§ Records from a collection:
------------------------------

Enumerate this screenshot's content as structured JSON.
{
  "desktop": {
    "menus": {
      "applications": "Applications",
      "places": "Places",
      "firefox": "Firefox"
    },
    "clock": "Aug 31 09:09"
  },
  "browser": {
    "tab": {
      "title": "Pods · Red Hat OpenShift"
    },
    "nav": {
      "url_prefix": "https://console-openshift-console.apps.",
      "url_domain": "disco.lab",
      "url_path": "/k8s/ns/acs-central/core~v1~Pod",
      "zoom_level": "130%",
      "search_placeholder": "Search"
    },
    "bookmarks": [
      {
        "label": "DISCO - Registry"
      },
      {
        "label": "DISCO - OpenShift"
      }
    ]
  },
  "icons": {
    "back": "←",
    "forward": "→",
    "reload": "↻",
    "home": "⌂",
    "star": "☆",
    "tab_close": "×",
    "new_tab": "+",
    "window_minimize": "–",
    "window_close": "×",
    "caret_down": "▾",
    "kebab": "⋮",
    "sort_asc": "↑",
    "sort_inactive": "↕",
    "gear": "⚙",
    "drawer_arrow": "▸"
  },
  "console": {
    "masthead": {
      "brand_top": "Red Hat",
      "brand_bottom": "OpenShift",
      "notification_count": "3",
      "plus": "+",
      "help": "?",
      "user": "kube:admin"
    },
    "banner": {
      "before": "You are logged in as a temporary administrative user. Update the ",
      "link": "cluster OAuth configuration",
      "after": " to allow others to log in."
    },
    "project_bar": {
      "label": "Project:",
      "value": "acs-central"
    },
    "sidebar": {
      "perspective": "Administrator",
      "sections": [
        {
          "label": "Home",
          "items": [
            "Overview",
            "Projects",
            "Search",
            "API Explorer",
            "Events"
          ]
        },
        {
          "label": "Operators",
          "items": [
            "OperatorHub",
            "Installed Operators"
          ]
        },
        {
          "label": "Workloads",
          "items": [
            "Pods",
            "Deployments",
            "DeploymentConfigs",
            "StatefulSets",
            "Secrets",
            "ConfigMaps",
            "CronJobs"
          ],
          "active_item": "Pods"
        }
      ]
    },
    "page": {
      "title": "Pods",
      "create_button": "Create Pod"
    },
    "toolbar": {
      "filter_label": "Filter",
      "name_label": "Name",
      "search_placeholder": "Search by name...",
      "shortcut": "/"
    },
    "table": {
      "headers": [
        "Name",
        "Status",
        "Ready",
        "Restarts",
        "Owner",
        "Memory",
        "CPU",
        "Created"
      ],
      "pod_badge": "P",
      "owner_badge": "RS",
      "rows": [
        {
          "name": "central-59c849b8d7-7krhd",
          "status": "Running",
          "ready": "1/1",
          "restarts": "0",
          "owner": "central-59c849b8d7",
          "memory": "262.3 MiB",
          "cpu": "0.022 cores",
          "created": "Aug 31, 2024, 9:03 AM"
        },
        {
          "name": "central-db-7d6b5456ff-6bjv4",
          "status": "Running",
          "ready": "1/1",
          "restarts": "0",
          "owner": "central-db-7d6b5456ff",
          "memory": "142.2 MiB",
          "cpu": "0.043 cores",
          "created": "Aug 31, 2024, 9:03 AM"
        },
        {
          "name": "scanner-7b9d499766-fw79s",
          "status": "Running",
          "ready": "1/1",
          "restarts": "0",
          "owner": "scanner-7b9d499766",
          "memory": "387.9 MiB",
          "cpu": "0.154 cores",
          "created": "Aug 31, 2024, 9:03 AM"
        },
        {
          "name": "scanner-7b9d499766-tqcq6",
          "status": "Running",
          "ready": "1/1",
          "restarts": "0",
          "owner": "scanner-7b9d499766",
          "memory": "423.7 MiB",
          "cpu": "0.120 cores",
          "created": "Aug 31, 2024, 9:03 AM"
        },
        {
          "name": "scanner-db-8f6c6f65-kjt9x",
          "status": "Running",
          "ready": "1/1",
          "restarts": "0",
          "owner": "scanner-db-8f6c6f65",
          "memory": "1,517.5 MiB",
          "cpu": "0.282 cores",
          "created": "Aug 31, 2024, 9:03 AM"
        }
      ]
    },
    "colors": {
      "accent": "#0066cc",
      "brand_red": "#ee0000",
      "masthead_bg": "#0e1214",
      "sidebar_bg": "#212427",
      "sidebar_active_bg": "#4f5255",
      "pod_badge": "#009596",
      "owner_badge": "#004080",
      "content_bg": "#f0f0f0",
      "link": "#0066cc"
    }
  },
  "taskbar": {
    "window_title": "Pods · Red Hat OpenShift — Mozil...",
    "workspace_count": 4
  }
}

------------------------------

§ What you have to do:
From the entries above, copy every line where the word "cores" shows up.

§ Exercise solution:
          "cpu": "0.022 cores",
          "cpu": "0.043 cores",
          "cpu": "0.154 cores",
          "cpu": "0.120 cores",
          "cpu": "0.282 cores",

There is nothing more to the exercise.